What you are asked to do
Output the full material exactly as it appears here.

Entries supplied
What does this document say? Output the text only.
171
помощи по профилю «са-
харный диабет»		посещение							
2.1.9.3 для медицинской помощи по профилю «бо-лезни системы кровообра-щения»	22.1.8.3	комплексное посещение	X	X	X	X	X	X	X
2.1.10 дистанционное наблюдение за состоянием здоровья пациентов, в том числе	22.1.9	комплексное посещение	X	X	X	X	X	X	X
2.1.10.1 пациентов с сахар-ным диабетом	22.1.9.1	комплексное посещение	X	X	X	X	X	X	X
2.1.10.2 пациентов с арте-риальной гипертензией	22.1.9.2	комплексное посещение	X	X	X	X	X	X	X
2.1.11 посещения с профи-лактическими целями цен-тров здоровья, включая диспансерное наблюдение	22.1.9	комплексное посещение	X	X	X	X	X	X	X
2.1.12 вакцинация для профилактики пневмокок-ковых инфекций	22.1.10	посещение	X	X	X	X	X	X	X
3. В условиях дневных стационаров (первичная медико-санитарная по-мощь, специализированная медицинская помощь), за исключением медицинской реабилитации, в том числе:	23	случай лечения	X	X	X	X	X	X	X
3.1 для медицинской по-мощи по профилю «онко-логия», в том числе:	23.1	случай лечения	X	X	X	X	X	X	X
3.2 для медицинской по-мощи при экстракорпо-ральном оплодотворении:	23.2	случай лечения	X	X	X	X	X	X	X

Result of the exercise
What does this document say? Output the text only.
171
помощи по профилю «са-
харный диабет»		посещение							
2.1.9.3 для медицинской помощи по профилю «бо-лезни системы кровообра-щения»	22.1.8.3	комплексное посещение	X	X	X	X	X	X	X
2.1.10 дистанционное наблюдение за состоянием здоровья пациентов, в том числе	22.1.9	комплексное посещение	X	X	X	X	X	X	X
2.1.10.1 пациентов с сахар-ным диабетом	22.1.9.1	комплексное посещение	X	X	X	X	X	X	X
2.1.10.2 пациентов с арте-риальной гипертензией	22.1.9.2	комплексное посещение	X	X	X	X	X	X	X
2.1.11 посещения с профи-лактическими целями цен-тров здоровья, включая диспансерное наблюдение	22.1.9	комплексное посещение	X	X	X	X	X	X	X
2.1.12 вакцинация для профилактики пневмокок-ковых инфекций	22.1.10	посещение	X	X	X	X	X	X	X
3. В условиях дневных стационаров (первичная медико-санитарная по-мощь, специализированная медицинская помощь), за исключением медицинской реабилитации, в том числе:	23	случай лечения	X	X	X	X	X	X	X
3.1 для медицинской по-мощи по профилю «онко-логия», в том числе:	23.1	случай лечения	X	X	X	X	X	X	X
3.2 для медицинской по-мощи при экстракорпо-ральном оплодотворении:	23.2	случай лечения	X	X	X	X	X	X	X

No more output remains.